> [Work to complete]: Copy all the entries word for word, but omit the pictures.

> [Data for this exercise]:
####################

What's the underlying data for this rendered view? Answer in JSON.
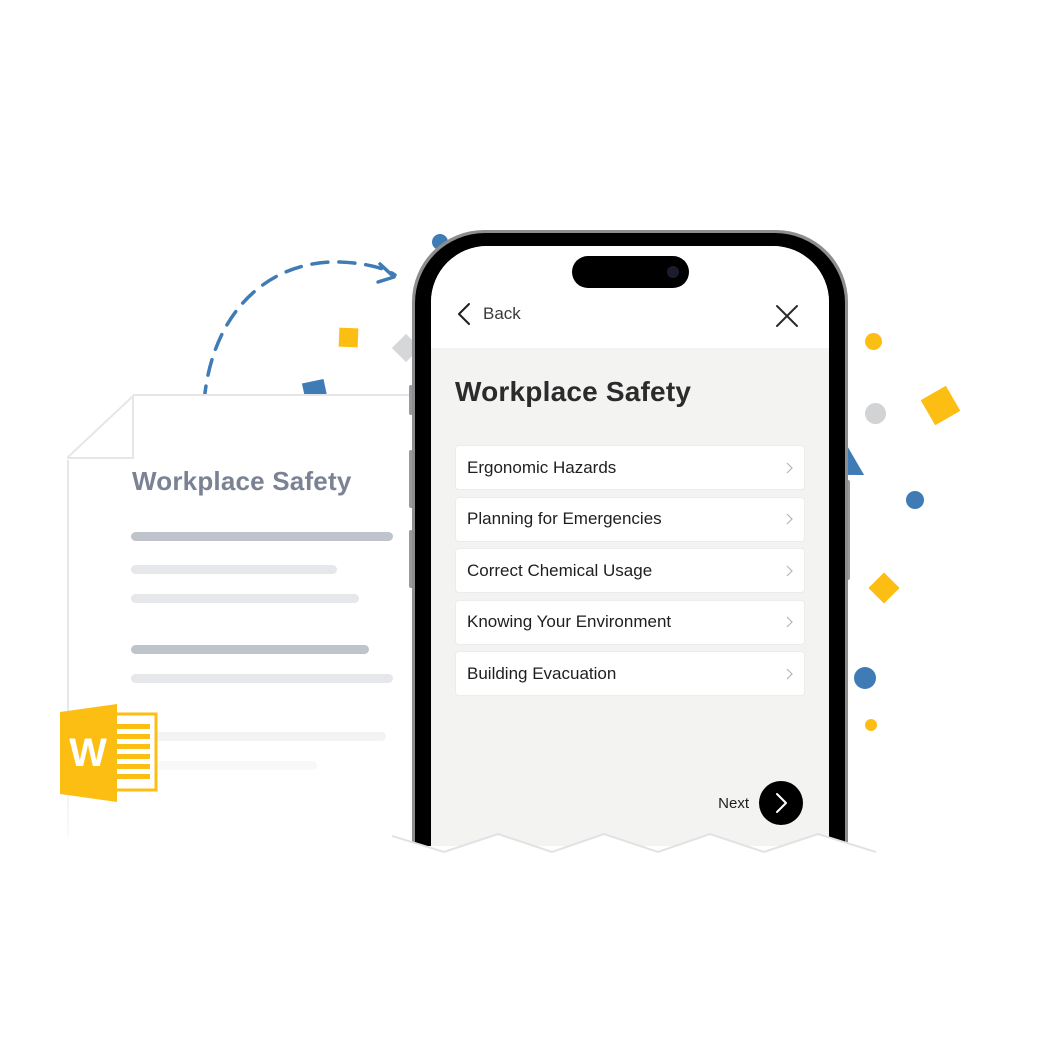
{
  "document": {
    "title": "Workplace Safety",
    "icon": "microsoft-word-icon",
    "icon_letter": "W"
  },
  "phone": {
    "header": {
      "back_label": "Back",
      "back_icon": "chevron-left-icon",
      "close_icon": "close-icon"
    },
    "title": "Workplace Safety",
    "menu_items": [
      {
        "label": "Ergonomic Hazards",
        "icon": "chevron-right-icon"
      },
      {
        "label": "Planning for Emergencies",
        "icon": "chevron-right-icon"
      },
      {
        "label": "Correct Chemical Usage",
        "icon": "chevron-right-icon"
      },
      {
        "label": "Knowing Your Environment",
        "icon": "chevron-right-icon"
      },
      {
        "label": "Building Evacuation",
        "icon": "chevron-right-icon"
      }
    ],
    "next_label": "Next",
    "next_icon": "chevron-right-icon"
  },
  "colors": {
    "accent_blue": "#3f7bb4",
    "accent_yellow": "#fdbe14",
    "neutral_gray": "#d2d3d5",
    "doc_title": "#7a8294",
    "screen_bg": "#f3f3f2"
  }
}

####################

> [Correct result]:
What's the underlying data for this rendered view? Answer in JSON.
{
  "document": {
    "title": "Workplace Safety",
    "icon": "microsoft-word-icon",
    "icon_letter": "W"
  },
  "phone": {
    "header": {
      "back_label": "Back",
      "back_icon": "chevron-left-icon",
      "close_icon": "close-icon"
    },
    "title": "Workplace Safety",
    "menu_items": [
      {
        "label": "Ergonomic Hazards",
        "icon": "chevron-right-icon"
      },
      {
        "label": "Planning for Emergencies",
        "icon": "chevron-right-icon"
      },
      {
        "label": "Correct Chemical Usage",
        "icon": "chevron-right-icon"
      },
      {
        "label": "Knowing Your Environment",
        "icon": "chevron-right-icon"
      },
      {
        "label": "Building Evacuation",
        "icon": "chevron-right-icon"
      }
    ],
    "next_label": "Next",
    "next_icon": "chevron-right-icon"
  },
  "colors": {
    "accent_blue": "#3f7bb4",
    "accent_yellow": "#fdbe14",
    "neutral_gray": "#d2d3d5",
    "doc_title": "#7a8294",
    "screen_bg": "#f3f3f2"
  }
}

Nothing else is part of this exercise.